■ **Task**: Exactly as written, retype the listing below, omitting the pictures.

Figure collection entries:
.....
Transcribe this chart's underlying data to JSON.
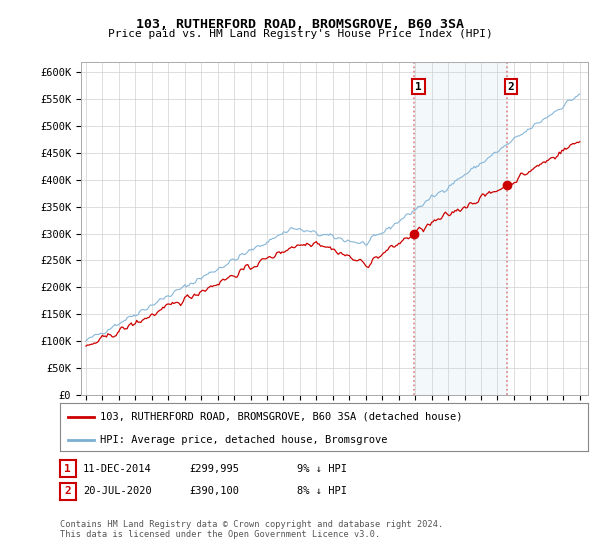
{
  "title": "103, RUTHERFORD ROAD, BROMSGROVE, B60 3SA",
  "subtitle": "Price paid vs. HM Land Registry's House Price Index (HPI)",
  "ylabel_ticks": [
    "£0",
    "£50K",
    "£100K",
    "£150K",
    "£200K",
    "£250K",
    "£300K",
    "£350K",
    "£400K",
    "£450K",
    "£500K",
    "£550K",
    "£600K"
  ],
  "ytick_vals": [
    0,
    50000,
    100000,
    150000,
    200000,
    250000,
    300000,
    350000,
    400000,
    450000,
    500000,
    550000,
    600000
  ],
  "ylim": [
    0,
    620000
  ],
  "legend_line1": "103, RUTHERFORD ROAD, BROMSGROVE, B60 3SA (detached house)",
  "legend_line2": "HPI: Average price, detached house, Bromsgrove",
  "annotation1_label": "1",
  "annotation1_date": "11-DEC-2014",
  "annotation1_price": "£299,995",
  "annotation1_hpi": "9% ↓ HPI",
  "annotation2_label": "2",
  "annotation2_date": "20-JUL-2020",
  "annotation2_price": "£390,100",
  "annotation2_hpi": "8% ↓ HPI",
  "footer": "Contains HM Land Registry data © Crown copyright and database right 2024.\nThis data is licensed under the Open Government Licence v3.0.",
  "line_color_red": "#cc0000",
  "line_color_blue": "#7aafd4",
  "annotation_box_color": "#cc0000",
  "grid_color": "#d0d0d0",
  "bg_color": "#ffffff",
  "plot_bg_color": "#ffffff",
  "shade_color": "#d0e4f0",
  "start_year": 1995,
  "end_year": 2025,
  "purchase1_year": 2014.95,
  "purchase1_price": 299995,
  "purchase2_year": 2020.55,
  "purchase2_price": 390100
}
.....
■ **Exercise answer**:
Transcribe this chart's underlying data to JSON.
{
  "title": "103, RUTHERFORD ROAD, BROMSGROVE, B60 3SA",
  "subtitle": "Price paid vs. HM Land Registry's House Price Index (HPI)",
  "ylabel_ticks": [
    "£0",
    "£50K",
    "£100K",
    "£150K",
    "£200K",
    "£250K",
    "£300K",
    "£350K",
    "£400K",
    "£450K",
    "£500K",
    "£550K",
    "£600K"
  ],
  "ytick_vals": [
    0,
    50000,
    100000,
    150000,
    200000,
    250000,
    300000,
    350000,
    400000,
    450000,
    500000,
    550000,
    600000
  ],
  "ylim": [
    0,
    620000
  ],
  "legend_line1": "103, RUTHERFORD ROAD, BROMSGROVE, B60 3SA (detached house)",
  "legend_line2": "HPI: Average price, detached house, Bromsgrove",
  "annotation1_label": "1",
  "annotation1_date": "11-DEC-2014",
  "annotation1_price": "£299,995",
  "annotation1_hpi": "9% ↓ HPI",
  "annotation2_label": "2",
  "annotation2_date": "20-JUL-2020",
  "annotation2_price": "£390,100",
  "annotation2_hpi": "8% ↓ HPI",
  "footer": "Contains HM Land Registry data © Crown copyright and database right 2024.\nThis data is licensed under the Open Government Licence v3.0.",
  "line_color_red": "#cc0000",
  "line_color_blue": "#7aafd4",
  "annotation_box_color": "#cc0000",
  "grid_color": "#d0d0d0",
  "bg_color": "#ffffff",
  "plot_bg_color": "#ffffff",
  "shade_color": "#d0e4f0",
  "start_year": 1995,
  "end_year": 2025,
  "purchase1_year": 2014.95,
  "purchase1_price": 299995,
  "purchase2_year": 2020.55,
  "purchase2_price": 390100
}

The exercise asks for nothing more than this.